GIVEN TASK: Below are entries to be transcribed exactly; exclude the pictures from the copy.

— begin INPUT MATERIAL —

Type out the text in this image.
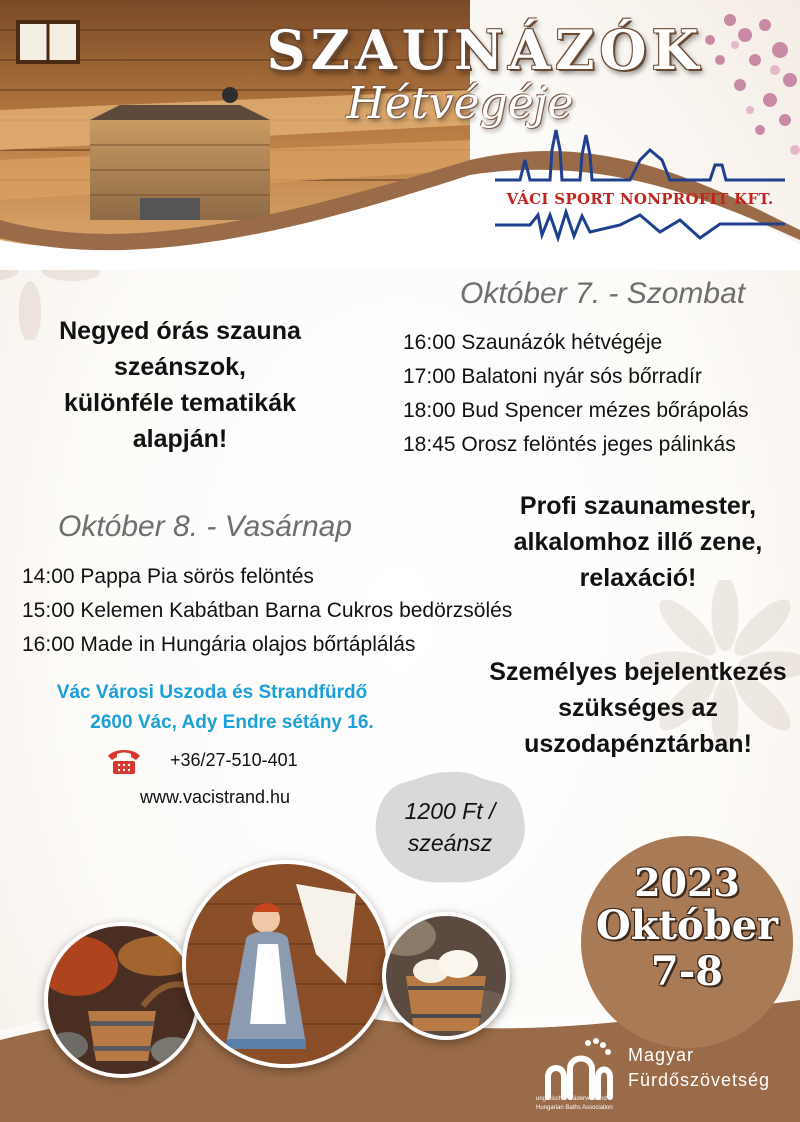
SZAUNÁZÓK
Hétvégéje
VÁCI SPORT NONPROFIT KFT.
Negyed órás szauna
szeánszok,
különféle tematikák
alapján!
Október 7. - Szombat
16:00 Szaunázók hétvégéje
17:00 Balatoni nyár sós bőrradír
18:00 Bud Spencer mézes bőrápolás
18:45 Orosz felöntés jeges pálinkás
Profi szaunamester,
alkalomhoz illő zene,
relaxáció!
Október 8. - Vasárnap
14:00 Pappa Pia sörös felöntés
15:00 Kelemen Kabátban Barna Cukros bedörzsölés
16:00 Made in Hungária olajos bőrtáplálás
Személyes bejelentkezés
szükséges az
uszodapénztárban!
Vác Városi Uszoda és Strandfürdő
2600 Vác, Ady Endre sétány 16.
+36/27-510-401
www.vacistrand.hu
1200 Ft /
szeánsz
2023
Október
7-8
Magyar
Fürdőszövetség
ungarischer Bäderverband
Hungarian Baths Association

— end INPUT MATERIAL —

EXPECTED ANSWER:
Type out the text in this image.
SZAUNÁZÓK
Hétvégéje
VÁCI SPORT NONPROFIT KFT.
Negyed órás szauna
szeánszok,
különféle tematikák
alapján!
Október 7. - Szombat
16:00 Szaunázók hétvégéje
17:00 Balatoni nyár sós bőrradír
18:00 Bud Spencer mézes bőrápolás
18:45 Orosz felöntés jeges pálinkás
Profi szaunamester,
alkalomhoz illő zene,
relaxáció!
Október 8. - Vasárnap
14:00 Pappa Pia sörös felöntés
15:00 Kelemen Kabátban Barna Cukros bedörzsölés
16:00 Made in Hungária olajos bőrtáplálás
Személyes bejelentkezés
szükséges az
uszodapénztárban!
Vác Városi Uszoda és Strandfürdő
2600 Vác, Ady Endre sétány 16.
+36/27-510-401
www.vacistrand.hu
1200 Ft /
szeánsz
2023
Október
7-8
Magyar
Fürdőszövetség
ungarischer Bäderverband
Hungarian Baths Association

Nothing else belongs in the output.